— Exercise requirements —
Extract the full listing below without altering a single character.

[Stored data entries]
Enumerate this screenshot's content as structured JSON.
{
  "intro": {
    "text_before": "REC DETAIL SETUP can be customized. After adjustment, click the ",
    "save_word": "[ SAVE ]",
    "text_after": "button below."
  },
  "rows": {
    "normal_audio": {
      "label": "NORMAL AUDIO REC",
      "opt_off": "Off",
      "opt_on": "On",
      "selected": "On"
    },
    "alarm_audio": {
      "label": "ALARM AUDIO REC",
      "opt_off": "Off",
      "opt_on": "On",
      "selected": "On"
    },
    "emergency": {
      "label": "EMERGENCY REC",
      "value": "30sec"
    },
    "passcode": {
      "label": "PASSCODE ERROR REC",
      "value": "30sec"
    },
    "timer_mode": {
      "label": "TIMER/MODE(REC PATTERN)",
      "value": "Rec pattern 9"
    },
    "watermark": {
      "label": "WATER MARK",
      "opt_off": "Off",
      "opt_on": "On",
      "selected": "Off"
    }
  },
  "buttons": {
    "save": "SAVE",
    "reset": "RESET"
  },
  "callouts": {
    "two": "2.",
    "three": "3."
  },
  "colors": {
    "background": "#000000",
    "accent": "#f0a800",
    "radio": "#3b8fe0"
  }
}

— Exercise response —
Enumerate this screenshot's content as structured JSON.
{
  "intro": {
    "text_before": "REC DETAIL SETUP can be customized. After adjustment, click the ",
    "save_word": "[ SAVE ]",
    "text_after": "button below."
  },
  "rows": {
    "normal_audio": {
      "label": "NORMAL AUDIO REC",
      "opt_off": "Off",
      "opt_on": "On",
      "selected": "On"
    },
    "alarm_audio": {
      "label": "ALARM AUDIO REC",
      "opt_off": "Off",
      "opt_on": "On",
      "selected": "On"
    },
    "emergency": {
      "label": "EMERGENCY REC",
      "value": "30sec"
    },
    "passcode": {
      "label": "PASSCODE ERROR REC",
      "value": "30sec"
    },
    "timer_mode": {
      "label": "TIMER/MODE(REC PATTERN)",
      "value": "Rec pattern 9"
    },
    "watermark": {
      "label": "WATER MARK",
      "opt_off": "Off",
      "opt_on": "On",
      "selected": "Off"
    }
  },
  "buttons": {
    "save": "SAVE",
    "reset": "RESET"
  },
  "callouts": {
    "two": "2.",
    "three": "3."
  },
  "colors": {
    "background": "#000000",
    "accent": "#f0a800",
    "radio": "#3b8fe0"
  }
}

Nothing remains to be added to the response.